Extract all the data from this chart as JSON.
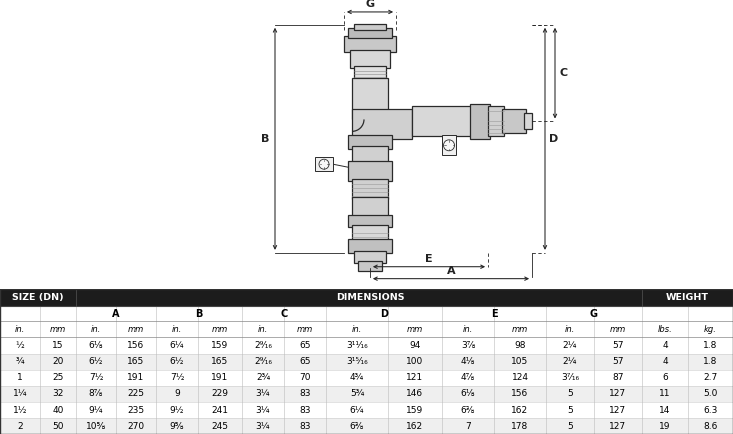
{
  "header_bg": "#1a1a1a",
  "header_fg": "#ffffff",
  "col_bounds": [
    0,
    40,
    76,
    116,
    156,
    198,
    242,
    284,
    326,
    388,
    442,
    494,
    546,
    594,
    642,
    688,
    733
  ],
  "letters": [
    [
      "A",
      76,
      156
    ],
    [
      "B",
      156,
      242
    ],
    [
      "C",
      242,
      326
    ],
    [
      "D",
      326,
      442
    ],
    [
      "E",
      442,
      546
    ],
    [
      "G",
      546,
      642
    ]
  ],
  "subhdr": [
    "in.",
    "mm",
    "in.",
    "mm",
    "in.",
    "mm",
    "in.",
    "mm",
    "in.",
    "mm",
    "in.",
    "mm",
    "in.",
    "mm",
    "lbs.",
    "kg."
  ],
  "rows": [
    [
      "½",
      "15",
      "6⅛",
      "156",
      "6¼",
      "159",
      "2⁹⁄₁₆",
      "65",
      "3¹¹⁄₁₆",
      "94",
      "3⅞",
      "98",
      "2¼",
      "57",
      "4",
      "1.8"
    ],
    [
      "¾",
      "20",
      "6½",
      "165",
      "6½",
      "165",
      "2⁹⁄₁₆",
      "65",
      "3¹⁵⁄₁₆",
      "100",
      "4⅛",
      "105",
      "2¼",
      "57",
      "4",
      "1.8"
    ],
    [
      "1",
      "25",
      "7½",
      "191",
      "7½",
      "191",
      "2¾",
      "70",
      "4¾",
      "121",
      "4⅞",
      "124",
      "3⁷⁄₁₆",
      "87",
      "6",
      "2.7"
    ],
    [
      "1¼",
      "32",
      "8⅞",
      "225",
      "9",
      "229",
      "3¼",
      "83",
      "5¾",
      "146",
      "6⅛",
      "156",
      "5",
      "127",
      "11",
      "5.0"
    ],
    [
      "1½",
      "40",
      "9¼",
      "235",
      "9½",
      "241",
      "3¼",
      "83",
      "6¼",
      "159",
      "6⅜",
      "162",
      "5",
      "127",
      "14",
      "6.3"
    ],
    [
      "2",
      "50",
      "10⅝",
      "270",
      "9⅝",
      "245",
      "3¼",
      "83",
      "6⅜",
      "162",
      "7",
      "178",
      "5",
      "127",
      "19",
      "8.6"
    ]
  ],
  "draw_color": "#2a2a2a",
  "dim_color": "#222222"
}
------------
The exercise:
Strip the images and reproduce the remaining records precisely.

Output:
Extract all the data from this chart as JSON.
{
  "header_bg": "#1a1a1a",
  "header_fg": "#ffffff",
  "col_bounds": [
    0,
    40,
    76,
    116,
    156,
    198,
    242,
    284,
    326,
    388,
    442,
    494,
    546,
    594,
    642,
    688,
    733
  ],
  "letters": [
    [
      "A",
      76,
      156
    ],
    [
      "B",
      156,
      242
    ],
    [
      "C",
      242,
      326
    ],
    [
      "D",
      326,
      442
    ],
    [
      "E",
      442,
      546
    ],
    [
      "G",
      546,
      642
    ]
  ],
  "subhdr": [
    "in.",
    "mm",
    "in.",
    "mm",
    "in.",
    "mm",
    "in.",
    "mm",
    "in.",
    "mm",
    "in.",
    "mm",
    "in.",
    "mm",
    "lbs.",
    "kg."
  ],
  "rows": [
    [
      "½",
      "15",
      "6⅛",
      "156",
      "6¼",
      "159",
      "2⁹⁄₁₆",
      "65",
      "3¹¹⁄₁₆",
      "94",
      "3⅞",
      "98",
      "2¼",
      "57",
      "4",
      "1.8"
    ],
    [
      "¾",
      "20",
      "6½",
      "165",
      "6½",
      "165",
      "2⁹⁄₁₆",
      "65",
      "3¹⁵⁄₁₆",
      "100",
      "4⅛",
      "105",
      "2¼",
      "57",
      "4",
      "1.8"
    ],
    [
      "1",
      "25",
      "7½",
      "191",
      "7½",
      "191",
      "2¾",
      "70",
      "4¾",
      "121",
      "4⅞",
      "124",
      "3⁷⁄₁₆",
      "87",
      "6",
      "2.7"
    ],
    [
      "1¼",
      "32",
      "8⅞",
      "225",
      "9",
      "229",
      "3¼",
      "83",
      "5¾",
      "146",
      "6⅛",
      "156",
      "5",
      "127",
      "11",
      "5.0"
    ],
    [
      "1½",
      "40",
      "9¼",
      "235",
      "9½",
      "241",
      "3¼",
      "83",
      "6¼",
      "159",
      "6⅜",
      "162",
      "5",
      "127",
      "14",
      "6.3"
    ],
    [
      "2",
      "50",
      "10⅝",
      "270",
      "9⅝",
      "245",
      "3¼",
      "83",
      "6⅜",
      "162",
      "7",
      "178",
      "5",
      "127",
      "19",
      "8.6"
    ]
  ],
  "draw_color": "#2a2a2a",
  "dim_color": "#222222"
}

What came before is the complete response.